→ **SELECTED EXCERPT**:
If letting a virus run rampant to get herd immunity was a thing, then we would never had needed all the vaccines we actually use – mumps, rubella, measles, polio, smallpox, chickenpox, shingles, flu, plague (oh my gosh, plague*), and so many others. Science works. Letting viruses run rampant in the mistaken desire for herd immunity, as the millions who have died until the invention of those vaccines can attest, is not a useful strategy.

But, what we are seeing in a fascinating, in front of our very eyes, accelerated fashion with COVID is that when confronted by our isolation methods, sterile technique, masks, vaccines, and the like, the damned virus says ‘no worries, I’ll just hop over to where I am not constrained and carry on as usual.’

Indeed, that’s ALL we allow the virus to do: we have a set of things that constrain the virus, and it is very capable of finding where we are NOT constraining it.

As we gain immunity it evades it. As we try to contain the spread, it tweaks its virulence. As we make vaccines, it modifies itself.

But what if we engineered our response to fuck up that walk?

A wee story from an earlier pandemic
Despite the gripes from a certain set of gripers during this pandemic, we have so many changes to our behaviors from so many previous pandemics, such as SARS (masks), H1N1 Flu (Purel EVERYWHERE, cough-in-inner-elbow), and HIV (gloves EVERYWHERE, masks, changes in blood-handling).

For those who don’t remember, HIV used to be a death sentence (and it sorta still is). And at one point we had three really promising drugs in the pipeline to keep it at bay. But they all failed. Individually. At the same time.

But TOGETHER, they were THE shit – they each f-ed up the virus replication in different ways, three different ways that the virus could not mutate to respond to at one go, three different non-adjacent ways that the virus could not reach by walking from adjacency to adjacency, so it was not able to explore a way out in one go.

We hacked three simultaneous constraints that the virus just could not overcome through the means of the usual random walk thru possibility adjacencies.

So could we hack constraints on this virus?
I don’t know if we could do some triumvirate set of drugs that could stop this pandemic. Keep in mind HIV is still endemic in lots of places. It’s not necessarily a death sentence, but only now do we have vaccines and drugs to keep it from spreading (40 f-in years later).

Tho might we be able to engineer the virus to behave in a way we want it to behave, let the virus prosper, but with characteristics WE want it to have, say, no deaths or hospitalizations, mild to no symptoms, no negative outcomes?

Haha, that’s absolutely bonkers, of course. But this damn virus is really clever. How do we use its cleverness turn it into a ‘common’ cold that only gives you the sniffles and then skedaddles off?

→ **DATA**:
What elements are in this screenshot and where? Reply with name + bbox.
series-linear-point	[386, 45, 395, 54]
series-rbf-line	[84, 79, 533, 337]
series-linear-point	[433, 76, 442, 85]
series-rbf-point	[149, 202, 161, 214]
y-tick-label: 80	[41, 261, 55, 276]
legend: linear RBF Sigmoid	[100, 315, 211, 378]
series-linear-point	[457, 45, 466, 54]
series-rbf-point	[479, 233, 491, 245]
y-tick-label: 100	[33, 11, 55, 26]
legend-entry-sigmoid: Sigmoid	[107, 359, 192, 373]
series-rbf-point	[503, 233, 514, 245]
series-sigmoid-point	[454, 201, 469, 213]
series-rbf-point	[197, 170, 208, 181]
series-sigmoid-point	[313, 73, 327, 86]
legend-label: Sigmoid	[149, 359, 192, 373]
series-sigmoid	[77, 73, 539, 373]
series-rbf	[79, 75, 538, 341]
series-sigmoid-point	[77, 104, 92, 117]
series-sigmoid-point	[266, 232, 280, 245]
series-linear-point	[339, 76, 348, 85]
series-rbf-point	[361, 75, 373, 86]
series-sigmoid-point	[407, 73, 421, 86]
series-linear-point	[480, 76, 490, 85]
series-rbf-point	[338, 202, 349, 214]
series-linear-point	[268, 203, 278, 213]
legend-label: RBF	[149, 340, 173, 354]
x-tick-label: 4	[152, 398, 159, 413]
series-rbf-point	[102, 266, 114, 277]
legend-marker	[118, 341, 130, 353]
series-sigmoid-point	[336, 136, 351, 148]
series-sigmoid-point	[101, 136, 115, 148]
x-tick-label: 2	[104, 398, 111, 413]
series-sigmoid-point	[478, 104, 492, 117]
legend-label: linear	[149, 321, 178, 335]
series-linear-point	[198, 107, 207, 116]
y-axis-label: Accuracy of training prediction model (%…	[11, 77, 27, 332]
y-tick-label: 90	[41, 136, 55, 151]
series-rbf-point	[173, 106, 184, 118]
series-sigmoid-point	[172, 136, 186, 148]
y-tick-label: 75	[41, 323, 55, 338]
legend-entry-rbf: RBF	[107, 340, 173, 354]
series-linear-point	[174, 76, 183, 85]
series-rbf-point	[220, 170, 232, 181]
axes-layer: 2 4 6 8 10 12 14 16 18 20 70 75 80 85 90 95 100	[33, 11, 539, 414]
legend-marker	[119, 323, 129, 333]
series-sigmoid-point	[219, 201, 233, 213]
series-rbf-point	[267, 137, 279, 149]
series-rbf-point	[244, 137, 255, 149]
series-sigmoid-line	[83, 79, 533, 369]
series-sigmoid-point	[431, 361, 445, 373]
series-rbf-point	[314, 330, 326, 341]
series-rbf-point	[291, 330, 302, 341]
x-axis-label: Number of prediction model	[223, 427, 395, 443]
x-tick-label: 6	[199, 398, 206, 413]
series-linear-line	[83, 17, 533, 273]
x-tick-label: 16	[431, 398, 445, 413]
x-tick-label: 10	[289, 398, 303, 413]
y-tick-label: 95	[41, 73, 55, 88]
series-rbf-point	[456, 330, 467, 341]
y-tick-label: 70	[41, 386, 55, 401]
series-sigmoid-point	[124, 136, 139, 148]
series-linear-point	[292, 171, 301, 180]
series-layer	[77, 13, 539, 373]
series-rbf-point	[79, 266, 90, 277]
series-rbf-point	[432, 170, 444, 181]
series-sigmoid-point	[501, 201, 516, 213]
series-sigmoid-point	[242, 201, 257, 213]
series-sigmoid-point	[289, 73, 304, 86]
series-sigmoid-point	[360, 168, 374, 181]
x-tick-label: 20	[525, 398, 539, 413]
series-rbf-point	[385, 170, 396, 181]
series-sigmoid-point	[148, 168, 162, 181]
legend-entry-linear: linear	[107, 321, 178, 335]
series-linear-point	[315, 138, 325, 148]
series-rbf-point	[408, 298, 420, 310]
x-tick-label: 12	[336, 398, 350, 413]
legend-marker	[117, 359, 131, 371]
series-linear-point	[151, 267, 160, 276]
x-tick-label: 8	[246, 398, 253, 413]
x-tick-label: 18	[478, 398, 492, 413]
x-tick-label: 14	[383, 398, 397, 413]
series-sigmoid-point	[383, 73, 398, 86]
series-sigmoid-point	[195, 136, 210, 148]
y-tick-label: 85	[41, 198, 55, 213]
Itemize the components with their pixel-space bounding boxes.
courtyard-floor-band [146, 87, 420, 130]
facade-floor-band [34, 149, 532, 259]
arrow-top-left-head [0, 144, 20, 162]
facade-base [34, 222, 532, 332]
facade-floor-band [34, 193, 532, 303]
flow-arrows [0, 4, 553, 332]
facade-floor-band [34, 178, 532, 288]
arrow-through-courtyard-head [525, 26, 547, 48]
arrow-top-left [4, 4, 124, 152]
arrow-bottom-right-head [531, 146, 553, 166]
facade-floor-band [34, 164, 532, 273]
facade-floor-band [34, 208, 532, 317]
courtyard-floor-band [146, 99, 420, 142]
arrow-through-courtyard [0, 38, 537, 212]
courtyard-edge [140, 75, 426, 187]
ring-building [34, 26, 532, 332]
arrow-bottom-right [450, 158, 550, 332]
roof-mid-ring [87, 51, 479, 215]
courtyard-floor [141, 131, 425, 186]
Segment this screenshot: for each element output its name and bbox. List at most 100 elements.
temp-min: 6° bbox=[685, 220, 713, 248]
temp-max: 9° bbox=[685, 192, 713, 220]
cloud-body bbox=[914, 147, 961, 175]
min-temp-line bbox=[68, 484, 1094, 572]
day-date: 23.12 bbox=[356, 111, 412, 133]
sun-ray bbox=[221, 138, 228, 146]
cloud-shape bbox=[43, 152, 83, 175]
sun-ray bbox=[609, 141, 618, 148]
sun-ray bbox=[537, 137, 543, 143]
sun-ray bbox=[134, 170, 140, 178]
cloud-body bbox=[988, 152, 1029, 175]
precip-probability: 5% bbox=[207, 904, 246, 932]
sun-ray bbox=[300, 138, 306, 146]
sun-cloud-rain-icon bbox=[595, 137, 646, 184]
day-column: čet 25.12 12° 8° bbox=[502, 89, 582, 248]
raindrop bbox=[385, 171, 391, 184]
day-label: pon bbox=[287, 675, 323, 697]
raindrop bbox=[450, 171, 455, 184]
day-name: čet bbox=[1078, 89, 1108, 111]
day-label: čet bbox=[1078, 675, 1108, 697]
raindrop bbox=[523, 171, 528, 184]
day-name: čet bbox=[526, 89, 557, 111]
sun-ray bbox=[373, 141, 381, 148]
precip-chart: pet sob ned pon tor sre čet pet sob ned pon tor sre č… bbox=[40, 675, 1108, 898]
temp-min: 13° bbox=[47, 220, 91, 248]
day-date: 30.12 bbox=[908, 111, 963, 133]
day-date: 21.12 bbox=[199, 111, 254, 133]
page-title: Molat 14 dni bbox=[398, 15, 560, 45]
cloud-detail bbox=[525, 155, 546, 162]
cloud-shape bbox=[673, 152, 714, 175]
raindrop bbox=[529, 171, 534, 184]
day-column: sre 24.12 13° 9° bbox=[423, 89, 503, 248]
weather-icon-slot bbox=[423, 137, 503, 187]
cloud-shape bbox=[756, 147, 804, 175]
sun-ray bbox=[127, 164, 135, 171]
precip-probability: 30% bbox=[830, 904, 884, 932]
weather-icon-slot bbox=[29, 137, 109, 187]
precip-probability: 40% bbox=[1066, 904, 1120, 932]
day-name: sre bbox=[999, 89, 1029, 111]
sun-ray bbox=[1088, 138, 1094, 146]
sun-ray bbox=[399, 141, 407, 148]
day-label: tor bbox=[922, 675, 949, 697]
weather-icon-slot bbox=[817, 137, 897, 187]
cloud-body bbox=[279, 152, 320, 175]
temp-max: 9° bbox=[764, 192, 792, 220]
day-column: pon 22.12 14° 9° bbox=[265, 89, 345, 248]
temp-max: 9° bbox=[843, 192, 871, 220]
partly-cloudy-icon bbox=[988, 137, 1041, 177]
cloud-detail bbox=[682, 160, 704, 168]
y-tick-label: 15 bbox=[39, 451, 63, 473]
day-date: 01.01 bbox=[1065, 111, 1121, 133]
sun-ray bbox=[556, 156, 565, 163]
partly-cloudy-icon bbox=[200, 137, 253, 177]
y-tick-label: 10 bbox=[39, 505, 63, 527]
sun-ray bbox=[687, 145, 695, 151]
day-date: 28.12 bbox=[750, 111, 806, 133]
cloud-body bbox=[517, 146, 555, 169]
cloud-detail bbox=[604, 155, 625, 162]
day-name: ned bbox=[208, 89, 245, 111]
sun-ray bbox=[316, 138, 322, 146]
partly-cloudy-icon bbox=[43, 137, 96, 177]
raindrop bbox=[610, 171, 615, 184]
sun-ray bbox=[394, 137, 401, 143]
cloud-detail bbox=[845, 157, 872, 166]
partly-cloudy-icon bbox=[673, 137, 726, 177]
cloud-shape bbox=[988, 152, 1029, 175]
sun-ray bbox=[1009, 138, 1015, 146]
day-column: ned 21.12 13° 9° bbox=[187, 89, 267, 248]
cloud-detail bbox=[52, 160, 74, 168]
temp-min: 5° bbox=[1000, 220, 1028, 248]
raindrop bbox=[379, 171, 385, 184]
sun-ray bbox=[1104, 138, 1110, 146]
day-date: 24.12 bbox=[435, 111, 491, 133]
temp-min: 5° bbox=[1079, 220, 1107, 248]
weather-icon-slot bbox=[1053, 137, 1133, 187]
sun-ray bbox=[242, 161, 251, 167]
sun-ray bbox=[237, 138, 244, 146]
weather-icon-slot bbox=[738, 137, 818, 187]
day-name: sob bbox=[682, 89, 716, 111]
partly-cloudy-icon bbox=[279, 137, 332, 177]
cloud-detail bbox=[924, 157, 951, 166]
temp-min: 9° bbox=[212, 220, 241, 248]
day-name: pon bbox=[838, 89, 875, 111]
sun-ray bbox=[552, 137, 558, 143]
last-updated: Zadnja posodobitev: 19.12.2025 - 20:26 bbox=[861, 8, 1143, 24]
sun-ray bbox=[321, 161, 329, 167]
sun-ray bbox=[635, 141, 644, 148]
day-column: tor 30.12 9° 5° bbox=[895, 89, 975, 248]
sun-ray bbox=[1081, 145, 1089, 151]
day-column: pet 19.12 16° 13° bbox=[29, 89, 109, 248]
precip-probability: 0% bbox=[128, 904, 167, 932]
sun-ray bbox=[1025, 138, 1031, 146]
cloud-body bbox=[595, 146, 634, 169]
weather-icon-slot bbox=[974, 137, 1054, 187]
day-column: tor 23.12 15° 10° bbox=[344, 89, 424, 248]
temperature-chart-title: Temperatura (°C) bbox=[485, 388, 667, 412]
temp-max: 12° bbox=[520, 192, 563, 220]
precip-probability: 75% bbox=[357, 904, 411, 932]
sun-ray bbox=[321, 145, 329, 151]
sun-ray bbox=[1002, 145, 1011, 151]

→ **WHAT YOU NEED TO DO**:
a: In the passage on COVID, which change in behavior is credited to the SARS pandemic?
b: Retype the section of the passage on COVID starting at "Indeed, that’s ALL" and ending at "NOT constraining it.".
The items are drawn from a separate source and have no connection to the passage on COVID.

→ **YOUR RESPONSES**:
a: Masks.

b:
Indeed, that’s ALL we allow the virus to do: we have a set of things that constrain the virus, and it is very capable of finding where we are NOT constraining it.